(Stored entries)
———

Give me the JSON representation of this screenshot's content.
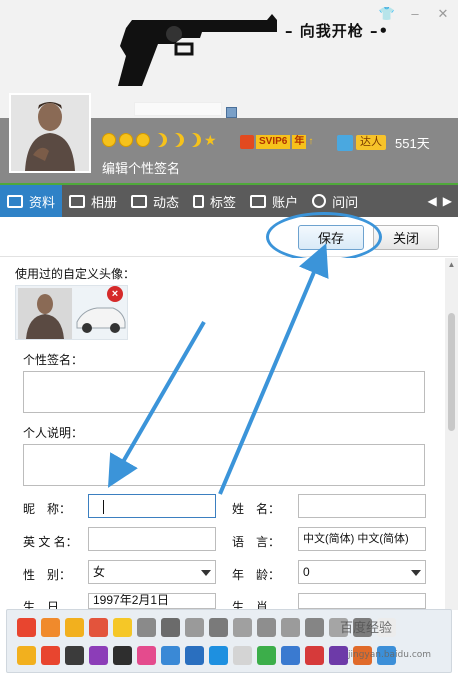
{
  "window": {
    "buttons": {
      "skin": "skin-icon",
      "minimize": "minimize-icon",
      "close": "close-icon"
    }
  },
  "header": {
    "skin_text": "– 向我开枪 –•",
    "level_icons": [
      "sun-icon",
      "sun-icon",
      "sun-icon",
      "moon-icon",
      "moon-icon",
      "moon-icon",
      "star-icon"
    ],
    "vip_label": "SVIP6",
    "vip_year": "年",
    "vip_arrow": "↑",
    "daren_label": "达人",
    "days": "551天",
    "signature_placeholder": "编辑个性签名"
  },
  "tabs": [
    {
      "label": "资料",
      "icon": "profile-card-icon",
      "active": true
    },
    {
      "label": "相册",
      "icon": "album-icon",
      "active": false
    },
    {
      "label": "动态",
      "icon": "feed-icon",
      "active": false
    },
    {
      "label": "标签",
      "icon": "tag-icon",
      "active": false
    },
    {
      "label": "账户",
      "icon": "account-icon",
      "active": false
    },
    {
      "label": "问问",
      "icon": "question-icon",
      "active": false
    }
  ],
  "toolbar": {
    "save_label": "保存",
    "close_label": "关闭"
  },
  "form": {
    "custom_avatar_label": "使用过的自定义头像：",
    "signature_label": "个性签名：",
    "description_label": "个人说明：",
    "nickname_label": "昵　称：",
    "name_label": "姓　名：",
    "english_name_label": "英 文 名：",
    "language_label": "语　言：",
    "language_value": "中文(简体)  中文(简体)",
    "gender_label": "性　别：",
    "gender_value": "女",
    "age_label": "年　龄：",
    "age_value": "0",
    "birthday_label": "生　日",
    "birthday_value": "1997年2月1日",
    "zodiac_label": "生　肖",
    "delete_label": "×"
  },
  "watermark": {
    "text": "百度经验",
    "url": "jingyan.baidu.com"
  },
  "colors": {
    "accent": "#2f82c7",
    "annotation": "#3b94d9",
    "tab_bar": "#5b5b5b",
    "tab_border": "#4fa93a",
    "header_strip": "#888888"
  }
}
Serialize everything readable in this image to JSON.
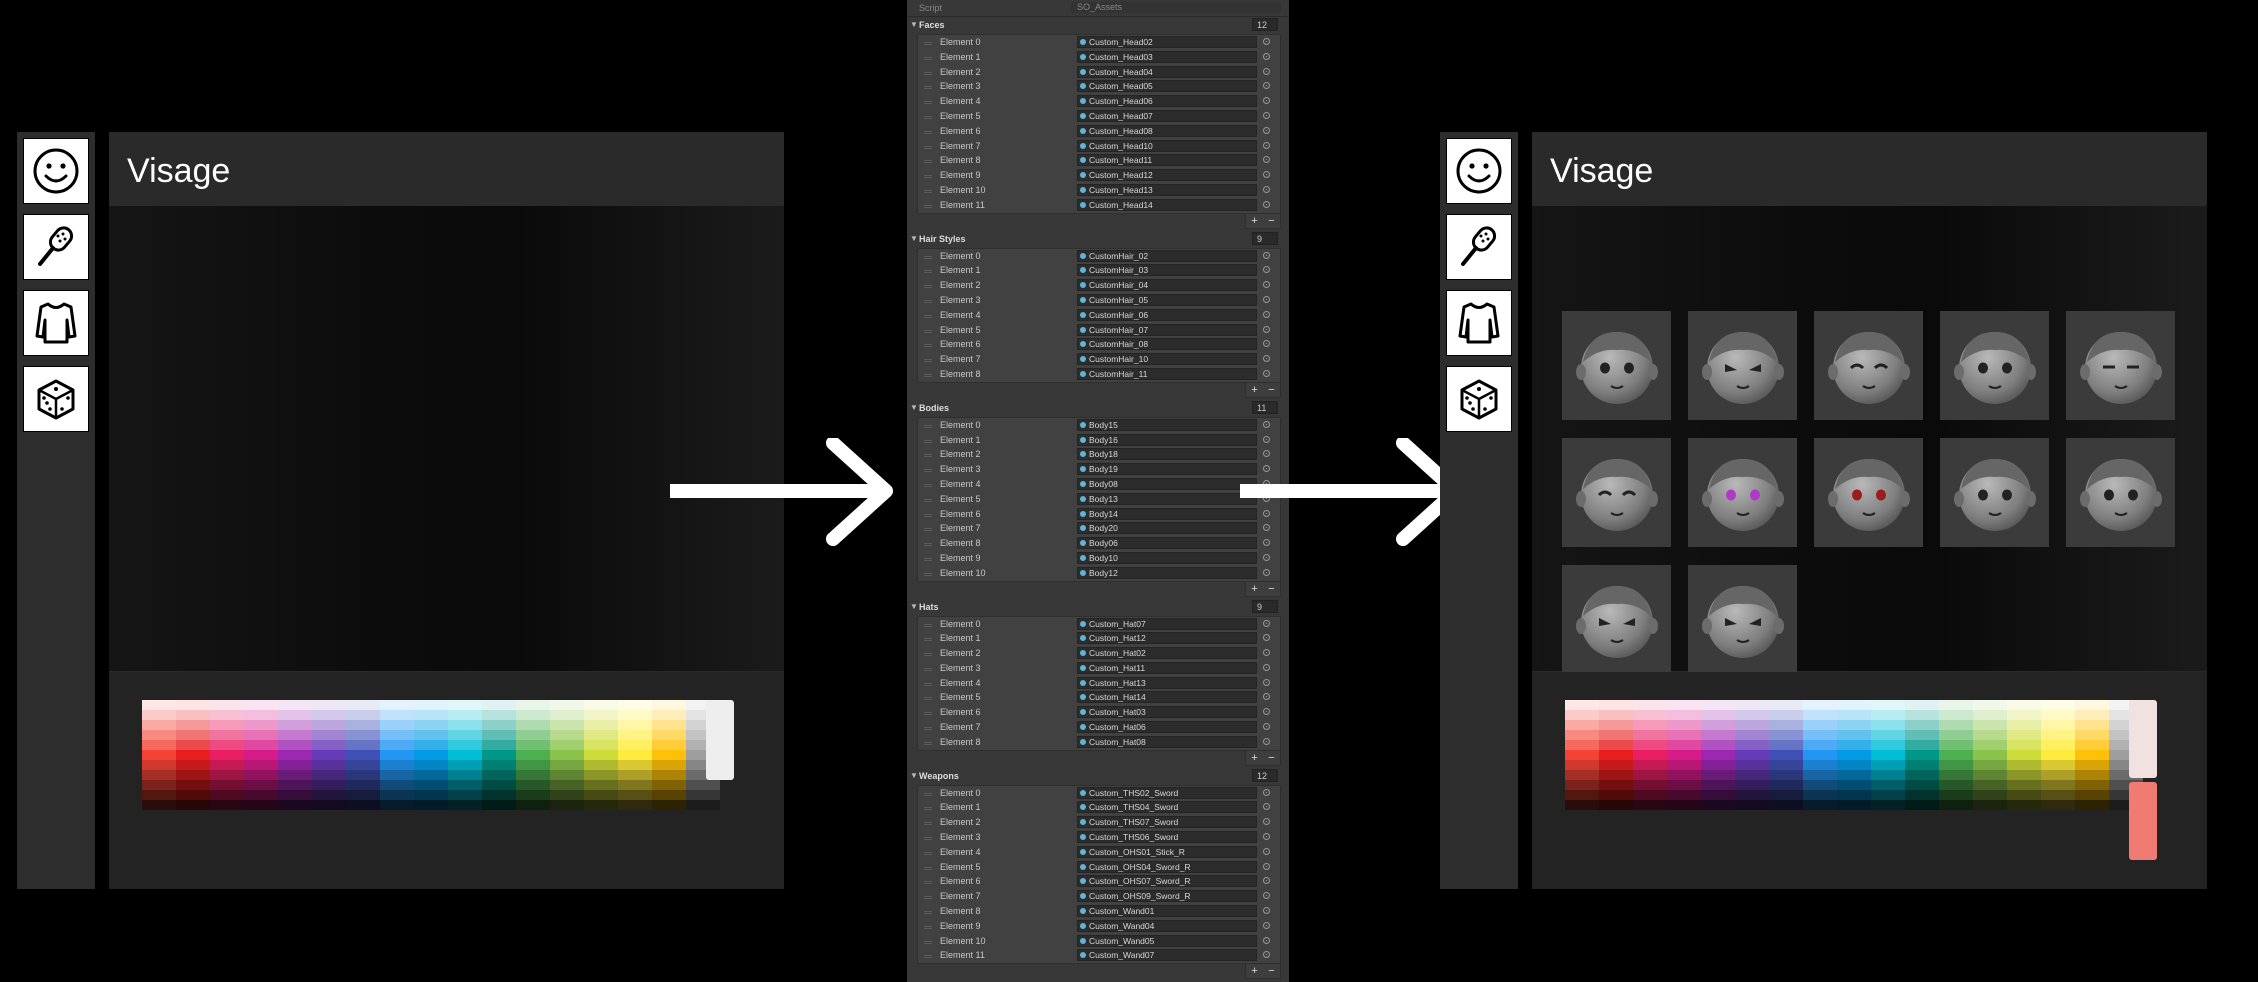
{
  "left_panel": {
    "title": "Visage",
    "category_icons": [
      "smile-icon",
      "hairbrush-icon",
      "shirt-icon",
      "dice-icon"
    ],
    "preview_color": "#eeeeee"
  },
  "right_panel": {
    "title": "Visage",
    "category_icons": [
      "smile-icon",
      "hairbrush-icon",
      "shirt-icon",
      "dice-icon"
    ],
    "face_count": 12,
    "preview_colors": [
      "#f2e1e1",
      "#ef7b72"
    ]
  },
  "inspector": {
    "script_label": "Script",
    "script_value": "SO_Assets",
    "sections": [
      {
        "name": "Faces",
        "count": "12",
        "items": [
          {
            "label": "Element 0",
            "value": "Custom_Head02"
          },
          {
            "label": "Element 1",
            "value": "Custom_Head03"
          },
          {
            "label": "Element 2",
            "value": "Custom_Head04"
          },
          {
            "label": "Element 3",
            "value": "Custom_Head05"
          },
          {
            "label": "Element 4",
            "value": "Custom_Head06"
          },
          {
            "label": "Element 5",
            "value": "Custom_Head07"
          },
          {
            "label": "Element 6",
            "value": "Custom_Head08"
          },
          {
            "label": "Element 7",
            "value": "Custom_Head10"
          },
          {
            "label": "Element 8",
            "value": "Custom_Head11"
          },
          {
            "label": "Element 9",
            "value": "Custom_Head12"
          },
          {
            "label": "Element 10",
            "value": "Custom_Head13"
          },
          {
            "label": "Element 11",
            "value": "Custom_Head14"
          }
        ]
      },
      {
        "name": "Hair Styles",
        "count": "9",
        "items": [
          {
            "label": "Element 0",
            "value": "CustomHair_02"
          },
          {
            "label": "Element 1",
            "value": "CustomHair_03"
          },
          {
            "label": "Element 2",
            "value": "CustomHair_04"
          },
          {
            "label": "Element 3",
            "value": "CustomHair_05"
          },
          {
            "label": "Element 4",
            "value": "CustomHair_06"
          },
          {
            "label": "Element 5",
            "value": "CustomHair_07"
          },
          {
            "label": "Element 6",
            "value": "CustomHair_08"
          },
          {
            "label": "Element 7",
            "value": "CustomHair_10"
          },
          {
            "label": "Element 8",
            "value": "CustomHair_11"
          }
        ]
      },
      {
        "name": "Bodies",
        "count": "11",
        "items": [
          {
            "label": "Element 0",
            "value": "Body15"
          },
          {
            "label": "Element 1",
            "value": "Body16"
          },
          {
            "label": "Element 2",
            "value": "Body18"
          },
          {
            "label": "Element 3",
            "value": "Body19"
          },
          {
            "label": "Element 4",
            "value": "Body08"
          },
          {
            "label": "Element 5",
            "value": "Body13"
          },
          {
            "label": "Element 6",
            "value": "Body14"
          },
          {
            "label": "Element 7",
            "value": "Body20"
          },
          {
            "label": "Element 8",
            "value": "Body06"
          },
          {
            "label": "Element 9",
            "value": "Body10"
          },
          {
            "label": "Element 10",
            "value": "Body12"
          }
        ]
      },
      {
        "name": "Hats",
        "count": "9",
        "items": [
          {
            "label": "Element 0",
            "value": "Custom_Hat07"
          },
          {
            "label": "Element 1",
            "value": "Custom_Hat12"
          },
          {
            "label": "Element 2",
            "value": "Custom_Hat02"
          },
          {
            "label": "Element 3",
            "value": "Custom_Hat11"
          },
          {
            "label": "Element 4",
            "value": "Custom_Hat13"
          },
          {
            "label": "Element 5",
            "value": "Custom_Hat14"
          },
          {
            "label": "Element 6",
            "value": "Custom_Hat03"
          },
          {
            "label": "Element 7",
            "value": "Custom_Hat06"
          },
          {
            "label": "Element 8",
            "value": "Custom_Hat08"
          }
        ]
      },
      {
        "name": "Weapons",
        "count": "12",
        "items": [
          {
            "label": "Element 0",
            "value": "Custom_THS02_Sword"
          },
          {
            "label": "Element 1",
            "value": "Custom_THS04_Sword"
          },
          {
            "label": "Element 2",
            "value": "Custom_THS07_Sword"
          },
          {
            "label": "Element 3",
            "value": "Custom_THS06_Sword"
          },
          {
            "label": "Element 4",
            "value": "Custom_OHS01_Stick_R"
          },
          {
            "label": "Element 5",
            "value": "Custom_OHS04_Sword_R"
          },
          {
            "label": "Element 6",
            "value": "Custom_OHS07_Sword_R"
          },
          {
            "label": "Element 7",
            "value": "Custom_OHS09_Sword_R"
          },
          {
            "label": "Element 8",
            "value": "Custom_Wand01"
          },
          {
            "label": "Element 9",
            "value": "Custom_Wand04"
          },
          {
            "label": "Element 10",
            "value": "Custom_Wand05"
          },
          {
            "label": "Element 11",
            "value": "Custom_Wand07"
          }
        ]
      }
    ],
    "add_button": "+",
    "remove_button": "−"
  },
  "palette": {
    "hues": [
      "#f44336",
      "#e91e1e",
      "#e91e63",
      "#d81b8a",
      "#9c27b0",
      "#673ab7",
      "#3f51b5",
      "#2196f3",
      "#039be5",
      "#00bcd4",
      "#009688",
      "#4caf50",
      "#8bc34a",
      "#cddc39",
      "#ffeb3b",
      "#ffc107",
      "#9e9e9e"
    ]
  }
}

———

→ **YOUR INSTRUCTIONS**
Your copy of the data above should match it exactly, except that pictures are left out.

→ **WRITTEN SOLUTION**
Give me the JSON representation of this screenshot's content.
{
  "window": {
    "buttons": {
      "skin": "skin-icon",
      "minimize": "minimize-icon",
      "close": "close-icon"
    }
  },
  "header": {
    "skin_text": "– 向我开枪 –•",
    "level_icons": [
      "sun-icon",
      "sun-icon",
      "sun-icon",
      "moon-icon",
      "moon-icon",
      "moon-icon",
      "star-icon"
    ],
    "vip_label": "SVIP6",
    "vip_year": "年",
    "vip_arrow": "↑",
    "daren_label": "达人",
    "days": "551天",
    "signature_placeholder": "编辑个性签名"
  },
  "tabs": [
    {
      "label": "资料",
      "icon": "profile-card-icon",
      "active": true
    },
    {
      "label": "相册",
      "icon": "album-icon",
      "active": false
    },
    {
      "label": "动态",
      "icon": "feed-icon",
      "active": false
    },
    {
      "label": "标签",
      "icon": "tag-icon",
      "active": false
    },
    {
      "label": "账户",
      "icon": "account-icon",
      "active": false
    },
    {
      "label": "问问",
      "icon": "question-icon",
      "active": false
    }
  ],
  "toolbar": {
    "save_label": "保存",
    "close_label": "关闭"
  },
  "form": {
    "custom_avatar_label": "使用过的自定义头像：",
    "signature_label": "个性签名：",
    "description_label": "个人说明：",
    "nickname_label": "昵　称：",
    "name_label": "姓　名：",
    "english_name_label": "英 文 名：",
    "language_label": "语　言：",
    "language_value": "中文(简体)  中文(简体)",
    "gender_label": "性　别：",
    "gender_value": "女",
    "age_label": "年　龄：",
    "age_value": "0",
    "birthday_label": "生　日",
    "birthday_value": "1997年2月1日",
    "zodiac_label": "生　肖",
    "delete_label": "×"
  },
  "watermark": {
    "text": "百度经验",
    "url": "jingyan.baidu.com"
  },
  "colors": {
    "accent": "#2f82c7",
    "annotation": "#3b94d9",
    "tab_bar": "#5b5b5b",
    "tab_border": "#4fa93a",
    "header_strip": "#888888"
  }
}
Serialize everything readable in this image to JSON.
{
  "left_panel": {
    "title": "Visage",
    "category_icons": [
      "smile-icon",
      "hairbrush-icon",
      "shirt-icon",
      "dice-icon"
    ],
    "preview_color": "#eeeeee"
  },
  "right_panel": {
    "title": "Visage",
    "category_icons": [
      "smile-icon",
      "hairbrush-icon",
      "shirt-icon",
      "dice-icon"
    ],
    "face_count": 12,
    "preview_colors": [
      "#f2e1e1",
      "#ef7b72"
    ]
  },
  "inspector": {
    "script_label": "Script",
    "script_value": "SO_Assets",
    "sections": [
      {
        "name": "Faces",
        "count": "12",
        "items": [
          {
            "label": "Element 0",
            "value": "Custom_Head02"
          },
          {
            "label": "Element 1",
            "value": "Custom_Head03"
          },
          {
            "label": "Element 2",
            "value": "Custom_Head04"
          },
          {
            "label": "Element 3",
            "value": "Custom_Head05"
          },
          {
            "label": "Element 4",
            "value": "Custom_Head06"
          },
          {
            "label": "Element 5",
            "value": "Custom_Head07"
          },
          {
            "label": "Element 6",
            "value": "Custom_Head08"
          },
          {
            "label": "Element 7",
            "value": "Custom_Head10"
          },
          {
            "label": "Element 8",
            "value": "Custom_Head11"
          },
          {
            "label": "Element 9",
            "value": "Custom_Head12"
          },
          {
            "label": "Element 10",
            "value": "Custom_Head13"
          },
          {
            "label": "Element 11",
            "value": "Custom_Head14"
          }
        ]
      },
      {
        "name": "Hair Styles",
        "count": "9",
        "items": [
          {
            "label": "Element 0",
            "value": "CustomHair_02"
          },
          {
            "label": "Element 1",
            "value": "CustomHair_03"
          },
          {
            "label": "Element 2",
            "value": "CustomHair_04"
          },
          {
            "label": "Element 3",
            "value": "CustomHair_05"
          },
          {
            "label": "Element 4",
            "value": "CustomHair_06"
          },
          {
            "label": "Element 5",
            "value": "CustomHair_07"
          },
          {
            "label": "Element 6",
            "value": "CustomHair_08"
          },
          {
            "label": "Element 7",
            "value": "CustomHair_10"
          },
          {
            "label": "Element 8",
            "value": "CustomHair_11"
          }
        ]
      },
      {
        "name": "Bodies",
        "count": "11",
        "items": [
          {
            "label": "Element 0",
            "value": "Body15"
          },
          {
            "label": "Element 1",
            "value": "Body16"
          },
          {
            "label": "Element 2",
            "value": "Body18"
          },
          {
            "label": "Element 3",
            "value": "Body19"
          },
          {
            "label": "Element 4",
            "value": "Body08"
          },
          {
            "label": "Element 5",
            "value": "Body13"
          },
          {
            "label": "Element 6",
            "value": "Body14"
          },
          {
            "label": "Element 7",
            "value": "Body20"
          },
          {
            "label": "Element 8",
            "value": "Body06"
          },
          {
            "label": "Element 9",
            "value": "Body10"
          },
          {
            "label": "Element 10",
            "value": "Body12"
          }
        ]
      },
      {
        "name": "Hats",
        "count": "9",
        "items": [
          {
            "label": "Element 0",
            "value": "Custom_Hat07"
          },
          {
            "label": "Element 1",
            "value": "Custom_Hat12"
          },
          {
            "label": "Element 2",
            "value": "Custom_Hat02"
          },
          {
            "label": "Element 3",
            "value": "Custom_Hat11"
          },
          {
            "label": "Element 4",
            "value": "Custom_Hat13"
          },
          {
            "label": "Element 5",
            "value": "Custom_Hat14"
          },
          {
            "label": "Element 6",
            "value": "Custom_Hat03"
          },
          {
            "label": "Element 7",
            "value": "Custom_Hat06"
          },
          {
            "label": "Element 8",
            "value": "Custom_Hat08"
          }
        ]
      },
      {
        "name": "Weapons",
        "count": "12",
        "items": [
          {
            "label": "Element 0",
            "value": "Custom_THS02_Sword"
          },
          {
            "label": "Element 1",
            "value": "Custom_THS04_Sword"
          },
          {
            "label": "Element 2",
            "value": "Custom_THS07_Sword"
          },
          {
            "label": "Element 3",
            "value": "Custom_THS06_Sword"
          },
          {
            "label": "Element 4",
            "value": "Custom_OHS01_Stick_R"
          },
          {
            "label": "Element 5",
            "value": "Custom_OHS04_Sword_R"
          },
          {
            "label": "Element 6",
            "value": "Custom_OHS07_Sword_R"
          },
          {
            "label": "Element 7",
            "value": "Custom_OHS09_Sword_R"
          },
          {
            "label": "Element 8",
            "value": "Custom_Wand01"
          },
          {
            "label": "Element 9",
            "value": "Custom_Wand04"
          },
          {
            "label": "Element 10",
            "value": "Custom_Wand05"
          },
          {
            "label": "Element 11",
            "value": "Custom_Wand07"
          }
        ]
      }
    ],
    "add_button": "+",
    "remove_button": "−"
  },
  "palette": {
    "hues": [
      "#f44336",
      "#e91e1e",
      "#e91e63",
      "#d81b8a",
      "#9c27b0",
      "#673ab7",
      "#3f51b5",
      "#2196f3",
      "#039be5",
      "#00bcd4",
      "#009688",
      "#4caf50",
      "#8bc34a",
      "#cddc39",
      "#ffeb3b",
      "#ffc107",
      "#9e9e9e"
    ]
  }
}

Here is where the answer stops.